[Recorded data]
— START —

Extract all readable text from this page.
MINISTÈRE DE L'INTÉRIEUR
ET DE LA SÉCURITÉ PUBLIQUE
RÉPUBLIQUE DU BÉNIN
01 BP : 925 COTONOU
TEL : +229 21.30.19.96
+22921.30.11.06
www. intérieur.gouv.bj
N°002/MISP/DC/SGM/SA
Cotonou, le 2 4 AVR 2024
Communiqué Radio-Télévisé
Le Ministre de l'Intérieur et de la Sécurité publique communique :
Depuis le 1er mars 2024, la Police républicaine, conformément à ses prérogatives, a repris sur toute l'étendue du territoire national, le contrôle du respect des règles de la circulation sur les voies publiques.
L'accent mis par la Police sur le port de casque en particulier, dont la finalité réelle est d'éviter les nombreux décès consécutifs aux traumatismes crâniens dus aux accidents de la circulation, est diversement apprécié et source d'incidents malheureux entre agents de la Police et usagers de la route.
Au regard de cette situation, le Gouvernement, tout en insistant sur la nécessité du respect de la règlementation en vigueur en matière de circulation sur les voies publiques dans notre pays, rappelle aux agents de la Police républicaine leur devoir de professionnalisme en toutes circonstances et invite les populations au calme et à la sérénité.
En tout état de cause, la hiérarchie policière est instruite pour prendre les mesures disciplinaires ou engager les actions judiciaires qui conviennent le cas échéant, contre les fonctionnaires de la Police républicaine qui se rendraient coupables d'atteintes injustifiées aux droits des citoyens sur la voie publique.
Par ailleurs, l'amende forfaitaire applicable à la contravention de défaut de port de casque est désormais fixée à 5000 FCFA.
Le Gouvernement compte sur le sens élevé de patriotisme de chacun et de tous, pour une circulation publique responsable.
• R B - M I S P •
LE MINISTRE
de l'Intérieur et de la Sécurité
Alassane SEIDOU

— END —

> **Directions for this task**: Reproduce the full set of records precisely.

> **Exercise result**:
Extract all readable text from this page.
MINISTÈRE DE L'INTÉRIEUR
ET DE LA SÉCURITÉ PUBLIQUE
RÉPUBLIQUE DU BÉNIN
01 BP : 925 COTONOU
TEL : +229 21.30.19.96
+22921.30.11.06
www. intérieur.gouv.bj
N°002/MISP/DC/SGM/SA
Cotonou, le 2 4 AVR 2024
Communiqué Radio-Télévisé
Le Ministre de l'Intérieur et de la Sécurité publique communique :
Depuis le 1er mars 2024, la Police républicaine, conformément à ses prérogatives, a repris sur toute l'étendue du territoire national, le contrôle du respect des règles de la circulation sur les voies publiques.
L'accent mis par la Police sur le port de casque en particulier, dont la finalité réelle est d'éviter les nombreux décès consécutifs aux traumatismes crâniens dus aux accidents de la circulation, est diversement apprécié et source d'incidents malheureux entre agents de la Police et usagers de la route.
Au regard de cette situation, le Gouvernement, tout en insistant sur la nécessité du respect de la règlementation en vigueur en matière de circulation sur les voies publiques dans notre pays, rappelle aux agents de la Police républicaine leur devoir de professionnalisme en toutes circonstances et invite les populations au calme et à la sérénité.
En tout état de cause, la hiérarchie policière est instruite pour prendre les mesures disciplinaires ou engager les actions judiciaires qui conviennent le cas échéant, contre les fonctionnaires de la Police républicaine qui se rendraient coupables d'atteintes injustifiées aux droits des citoyens sur la voie publique.
Par ailleurs, l'amende forfaitaire applicable à la contravention de défaut de port de casque est désormais fixée à 5000 FCFA.
Le Gouvernement compte sur le sens élevé de patriotisme de chacun et de tous, pour une circulation publique responsable.
• R B - M I S P •
LE MINISTRE
de l'Intérieur et de la Sécurité
Alassane SEIDOU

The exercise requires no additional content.